[Listed records start]

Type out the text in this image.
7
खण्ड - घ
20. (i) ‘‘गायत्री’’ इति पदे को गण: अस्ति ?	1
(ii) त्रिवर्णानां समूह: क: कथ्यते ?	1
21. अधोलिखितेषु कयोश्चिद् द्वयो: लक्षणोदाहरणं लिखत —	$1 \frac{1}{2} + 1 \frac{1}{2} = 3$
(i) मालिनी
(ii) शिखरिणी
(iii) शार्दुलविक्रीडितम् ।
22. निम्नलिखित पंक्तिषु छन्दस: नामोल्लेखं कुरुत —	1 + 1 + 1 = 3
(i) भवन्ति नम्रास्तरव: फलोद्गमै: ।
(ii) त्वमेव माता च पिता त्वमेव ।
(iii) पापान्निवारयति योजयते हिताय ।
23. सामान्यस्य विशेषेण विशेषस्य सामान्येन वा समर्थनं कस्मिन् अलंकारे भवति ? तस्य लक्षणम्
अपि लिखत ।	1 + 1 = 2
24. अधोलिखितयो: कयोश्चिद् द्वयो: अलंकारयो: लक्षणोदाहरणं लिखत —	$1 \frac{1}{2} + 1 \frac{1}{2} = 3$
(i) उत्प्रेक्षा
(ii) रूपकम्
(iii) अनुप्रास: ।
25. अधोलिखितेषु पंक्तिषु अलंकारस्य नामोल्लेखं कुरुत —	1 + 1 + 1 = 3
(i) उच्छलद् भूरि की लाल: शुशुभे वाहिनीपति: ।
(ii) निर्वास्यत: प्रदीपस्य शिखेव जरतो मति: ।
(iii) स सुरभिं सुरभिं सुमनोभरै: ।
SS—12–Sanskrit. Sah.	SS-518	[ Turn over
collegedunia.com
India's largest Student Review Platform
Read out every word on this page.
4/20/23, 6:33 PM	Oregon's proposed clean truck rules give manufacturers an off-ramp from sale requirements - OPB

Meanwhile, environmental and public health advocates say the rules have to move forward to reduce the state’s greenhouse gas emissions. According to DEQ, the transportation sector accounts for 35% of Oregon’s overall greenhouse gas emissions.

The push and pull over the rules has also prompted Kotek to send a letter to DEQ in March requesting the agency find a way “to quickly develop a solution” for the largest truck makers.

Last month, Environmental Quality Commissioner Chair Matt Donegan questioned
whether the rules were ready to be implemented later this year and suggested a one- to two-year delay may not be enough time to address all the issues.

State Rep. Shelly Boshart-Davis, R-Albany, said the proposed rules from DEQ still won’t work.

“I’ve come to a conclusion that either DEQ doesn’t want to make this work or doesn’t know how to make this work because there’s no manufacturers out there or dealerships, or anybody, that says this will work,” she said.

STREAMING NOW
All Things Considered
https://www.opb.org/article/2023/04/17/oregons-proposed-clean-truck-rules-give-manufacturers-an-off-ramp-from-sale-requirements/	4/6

[Listed records end]

*Task to complete*. Extract each line of the material exactly as it stands.

*Task solution*.
Type out the text in this image.
7
खण्ड - घ
20. (i) ‘‘गायत्री’’ इति पदे को गण: अस्ति ?	1
(ii) त्रिवर्णानां समूह: क: कथ्यते ?	1
21. अधोलिखितेषु कयोश्चिद् द्वयो: लक्षणोदाहरणं लिखत —	$1 \frac{1}{2} + 1 \frac{1}{2} = 3$
(i) मालिनी
(ii) शिखरिणी
(iii) शार्दुलविक्रीडितम् ।
22. निम्नलिखित पंक्तिषु छन्दस: नामोल्लेखं कुरुत —	1 + 1 + 1 = 3
(i) भवन्ति नम्रास्तरव: फलोद्गमै: ।
(ii) त्वमेव माता च पिता त्वमेव ।
(iii) पापान्निवारयति योजयते हिताय ।
23. सामान्यस्य विशेषेण विशेषस्य सामान्येन वा समर्थनं कस्मिन् अलंकारे भवति ? तस्य लक्षणम्
अपि लिखत ।	1 + 1 = 2
24. अधोलिखितयो: कयोश्चिद् द्वयो: अलंकारयो: लक्षणोदाहरणं लिखत —	$1 \frac{1}{2} + 1 \frac{1}{2} = 3$
(i) उत्प्रेक्षा
(ii) रूपकम्
(iii) अनुप्रास: ।
25. अधोलिखितेषु पंक्तिषु अलंकारस्य नामोल्लेखं कुरुत —	1 + 1 + 1 = 3
(i) उच्छलद् भूरि की लाल: शुशुभे वाहिनीपति: ।
(ii) निर्वास्यत: प्रदीपस्य शिखेव जरतो मति: ।
(iii) स सुरभिं सुरभिं सुमनोभरै: ।
SS—12–Sanskrit. Sah.	SS-518	[ Turn over
collegedunia.com
India's largest Student Review Platform
Read out every word on this page.
4/20/23, 6:33 PM	Oregon's proposed clean truck rules give manufacturers an off-ramp from sale requirements - OPB

Meanwhile, environmental and public health advocates say the rules have to move forward to reduce the state’s greenhouse gas emissions. According to DEQ, the transportation sector accounts for 35% of Oregon’s overall greenhouse gas emissions.

The push and pull over the rules has also prompted Kotek to send a letter to DEQ in March requesting the agency find a way “to quickly develop a solution” for the largest truck makers.

Last month, Environmental Quality Commissioner Chair Matt Donegan questioned
whether the rules were ready to be implemented later this year and suggested a one- to two-year delay may not be enough time to address all the issues.

State Rep. Shelly Boshart-Davis, R-Albany, said the proposed rules from DEQ still won’t work.

“I’ve come to a conclusion that either DEQ doesn’t want to make this work or doesn’t know how to make this work because there’s no manufacturers out there or dealerships, or anybody, that says this will work,” she said.

STREAMING NOW
All Things Considered
https://www.opb.org/article/2023/04/17/oregons-proposed-clean-truck-rules-give-manufacturers-an-off-ramp-from-sale-requirements/	4/6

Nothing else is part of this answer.